Exercise >>
Search the listing below for the word "icon" and copy each line that holds it.

Input >>
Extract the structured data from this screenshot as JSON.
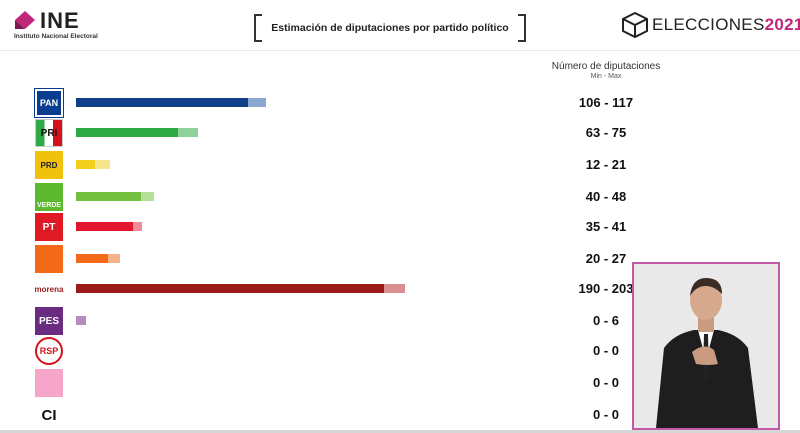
{
  "header": {
    "ine_name": "INE",
    "ine_subtitle": "Instituto Nacional Electoral",
    "title": "Estimación de diputaciones por partido político",
    "brand_main": "ELECCIONES",
    "brand_year": "2021"
  },
  "columns": {
    "range_title": "Número de diputaciones",
    "range_sub": "Min - Max"
  },
  "colors": {
    "accent": "#c0267a"
  },
  "parties": [
    {
      "logo_text": "PAN",
      "icon": "pan-logo",
      "range_label": "106 - 117",
      "min": 106,
      "max": 117,
      "color_min": "#0f3f86",
      "color_max": "#8aa8cf",
      "logo_bg": "#0a3d8f"
    },
    {
      "logo_text": "PRI",
      "icon": "pri-logo",
      "range_label": "63 - 75",
      "min": 63,
      "max": 75,
      "color_min": "#2ea946",
      "color_max": "#8fd39b",
      "logo_bg": "#ffffff"
    },
    {
      "logo_text": "PRD",
      "icon": "prd-logo",
      "range_label": "12 - 21",
      "min": 12,
      "max": 21,
      "color_min": "#f2cf1c",
      "color_max": "#f7e589",
      "logo_bg": "#f1c20d"
    },
    {
      "logo_text": "VERDE",
      "icon": "verde-logo",
      "range_label": "40 - 48",
      "min": 40,
      "max": 48,
      "color_min": "#73bf3f",
      "color_max": "#b6df9a",
      "logo_bg": "#5cb82e"
    },
    {
      "logo_text": "PT",
      "icon": "pt-logo",
      "range_label": "35 - 41",
      "min": 35,
      "max": 41,
      "color_min": "#e2162e",
      "color_max": "#f08c97",
      "logo_bg": "#e01a24"
    },
    {
      "logo_text": "",
      "icon": "mc-logo",
      "range_label": "20 - 27",
      "min": 20,
      "max": 27,
      "color_min": "#f26a17",
      "color_max": "#f7b387",
      "logo_bg": "#f26a17"
    },
    {
      "logo_text": "morena",
      "icon": "morena-logo",
      "range_label": "190 - 203",
      "min": 190,
      "max": 203,
      "color_min": "#9b1b1b",
      "color_max": "#d98f8f",
      "logo_bg": "#ffffff"
    },
    {
      "logo_text": "PES",
      "icon": "pes-logo",
      "range_label": "0 - 6",
      "min": 0,
      "max": 6,
      "color_min": "#8a4a9c",
      "color_max": "#b58bc0",
      "logo_bg": "#6a2c81"
    },
    {
      "logo_text": "RSP",
      "icon": "rsp-logo",
      "range_label": "0 - 0",
      "min": 0,
      "max": 0,
      "color_min": "#d4121b",
      "color_max": "#d4121b",
      "logo_bg": "#ffffff"
    },
    {
      "logo_text": "",
      "icon": "fxm-logo",
      "range_label": "0 - 0",
      "min": 0,
      "max": 0,
      "color_min": "#f07ab0",
      "color_max": "#f07ab0",
      "logo_bg": "#f5a6c9"
    },
    {
      "logo_text": "CI",
      "icon": "ci-label",
      "range_label": "0 - 0",
      "min": 0,
      "max": 0,
      "color_min": "#555555",
      "color_max": "#555555",
      "logo_bg": "#ffffff"
    }
  ],
  "chart_data": {
    "type": "bar",
    "title": "Estimación de diputaciones por partido político",
    "categories": [
      "PAN",
      "PRI",
      "PRD",
      "VERDE",
      "PT",
      "MC",
      "morena",
      "PES",
      "RSP",
      "FXM",
      "CI"
    ],
    "series": [
      {
        "name": "Min",
        "values": [
          106,
          63,
          12,
          40,
          35,
          20,
          190,
          0,
          0,
          0,
          0
        ]
      },
      {
        "name": "Max",
        "values": [
          117,
          75,
          21,
          48,
          41,
          27,
          203,
          6,
          0,
          0,
          0
        ]
      }
    ],
    "orientation": "horizontal",
    "xlabel": "",
    "ylabel": "Número de diputaciones",
    "xlim": [
      0,
      215
    ]
  }
}
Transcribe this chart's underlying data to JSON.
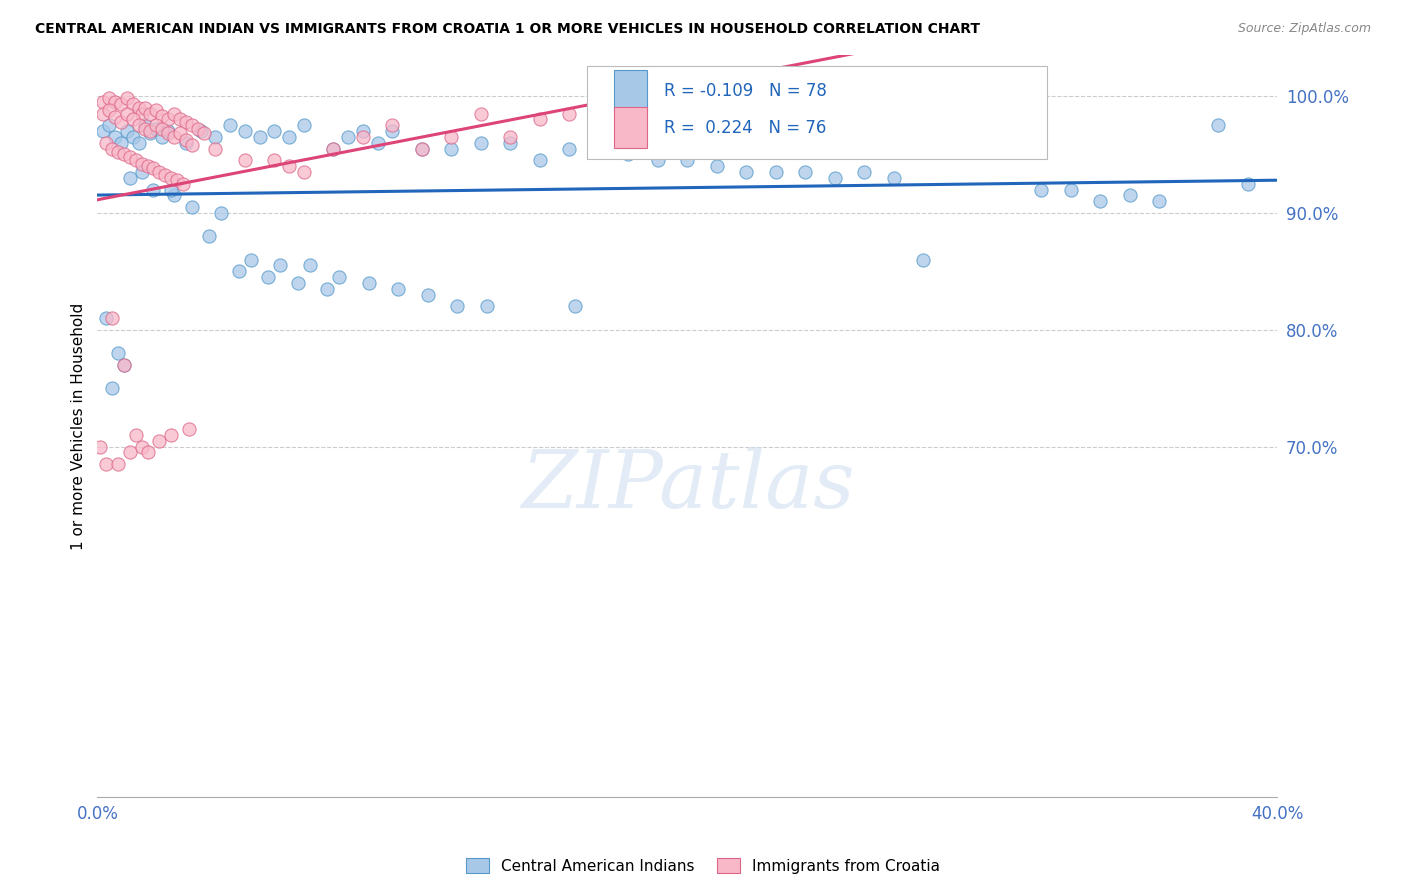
{
  "title": "CENTRAL AMERICAN INDIAN VS IMMIGRANTS FROM CROATIA 1 OR MORE VEHICLES IN HOUSEHOLD CORRELATION CHART",
  "source": "Source: ZipAtlas.com",
  "ylabel": "1 or more Vehicles in Household",
  "xmin": 0.0,
  "xmax": 0.4,
  "ymin": 0.4,
  "ymax": 1.035,
  "grid_color": "#cccccc",
  "blue_color": "#a8c8e8",
  "pink_color": "#f8b8c8",
  "blue_edge_color": "#5599cc",
  "pink_edge_color": "#dd6688",
  "blue_line_color": "#2266bb",
  "pink_line_color": "#dd4477",
  "legend_label1": "Central American Indians",
  "legend_label2": "Immigrants from Croatia",
  "watermark": "ZIPatlas",
  "blue_scatter_x": [
    0.002,
    0.004,
    0.006,
    0.008,
    0.01,
    0.012,
    0.014,
    0.016,
    0.018,
    0.02,
    0.022,
    0.024,
    0.03,
    0.035,
    0.04,
    0.045,
    0.05,
    0.055,
    0.06,
    0.065,
    0.07,
    0.08,
    0.085,
    0.09,
    0.095,
    0.1,
    0.11,
    0.12,
    0.13,
    0.14,
    0.15,
    0.16,
    0.17,
    0.18,
    0.19,
    0.2,
    0.21,
    0.22,
    0.23,
    0.24,
    0.25,
    0.26,
    0.27,
    0.28,
    0.3,
    0.32,
    0.33,
    0.34,
    0.35,
    0.36,
    0.38,
    0.39,
    0.003,
    0.007,
    0.011,
    0.015,
    0.019,
    0.026,
    0.032,
    0.042,
    0.052,
    0.062,
    0.072,
    0.082,
    0.092,
    0.102,
    0.112,
    0.122,
    0.132,
    0.162,
    0.005,
    0.009,
    0.025,
    0.038,
    0.048,
    0.058,
    0.068,
    0.078
  ],
  "blue_scatter_y": [
    0.97,
    0.975,
    0.965,
    0.96,
    0.97,
    0.965,
    0.96,
    0.975,
    0.968,
    0.972,
    0.965,
    0.97,
    0.96,
    0.97,
    0.965,
    0.975,
    0.97,
    0.965,
    0.97,
    0.965,
    0.975,
    0.955,
    0.965,
    0.97,
    0.96,
    0.97,
    0.955,
    0.955,
    0.96,
    0.96,
    0.945,
    0.955,
    0.955,
    0.95,
    0.945,
    0.945,
    0.94,
    0.935,
    0.935,
    0.935,
    0.93,
    0.935,
    0.93,
    0.86,
    0.955,
    0.92,
    0.92,
    0.91,
    0.915,
    0.91,
    0.975,
    0.925,
    0.81,
    0.78,
    0.93,
    0.935,
    0.92,
    0.915,
    0.905,
    0.9,
    0.86,
    0.855,
    0.855,
    0.845,
    0.84,
    0.835,
    0.83,
    0.82,
    0.82,
    0.82,
    0.75,
    0.77,
    0.92,
    0.88,
    0.85,
    0.845,
    0.84,
    0.835
  ],
  "pink_scatter_x": [
    0.002,
    0.004,
    0.006,
    0.008,
    0.01,
    0.012,
    0.014,
    0.015,
    0.016,
    0.018,
    0.02,
    0.022,
    0.024,
    0.026,
    0.028,
    0.03,
    0.032,
    0.034,
    0.036,
    0.002,
    0.004,
    0.006,
    0.008,
    0.01,
    0.012,
    0.014,
    0.016,
    0.018,
    0.02,
    0.022,
    0.024,
    0.026,
    0.028,
    0.03,
    0.032,
    0.003,
    0.005,
    0.007,
    0.009,
    0.011,
    0.013,
    0.015,
    0.017,
    0.019,
    0.021,
    0.023,
    0.025,
    0.027,
    0.029,
    0.04,
    0.05,
    0.06,
    0.065,
    0.07,
    0.08,
    0.09,
    0.1,
    0.11,
    0.12,
    0.13,
    0.14,
    0.15,
    0.16,
    0.17,
    0.005,
    0.009,
    0.013,
    0.001,
    0.003,
    0.007,
    0.011,
    0.015,
    0.017,
    0.021,
    0.025,
    0.031
  ],
  "pink_scatter_y": [
    0.995,
    0.998,
    0.995,
    0.993,
    0.998,
    0.993,
    0.99,
    0.985,
    0.99,
    0.985,
    0.988,
    0.983,
    0.98,
    0.985,
    0.98,
    0.978,
    0.975,
    0.972,
    0.968,
    0.985,
    0.988,
    0.982,
    0.978,
    0.985,
    0.98,
    0.975,
    0.972,
    0.97,
    0.975,
    0.972,
    0.968,
    0.965,
    0.968,
    0.962,
    0.958,
    0.96,
    0.955,
    0.952,
    0.95,
    0.948,
    0.945,
    0.942,
    0.94,
    0.938,
    0.935,
    0.932,
    0.93,
    0.928,
    0.925,
    0.955,
    0.945,
    0.945,
    0.94,
    0.935,
    0.955,
    0.965,
    0.975,
    0.955,
    0.965,
    0.985,
    0.965,
    0.98,
    0.985,
    0.97,
    0.81,
    0.77,
    0.71,
    0.7,
    0.685,
    0.685,
    0.695,
    0.7,
    0.695,
    0.705,
    0.71,
    0.715
  ]
}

Exercise answer >>
      "icon": "pan-logo",
      "icon": "pri-logo",
      "icon": "prd-logo",
      "icon": "verde-logo",
      "icon": "pt-logo",
      "icon": "mc-logo",
      "icon": "morena-logo",
      "icon": "pes-logo",
      "icon": "rsp-logo",
      "icon": "fxm-logo",
      "icon": "ci-label",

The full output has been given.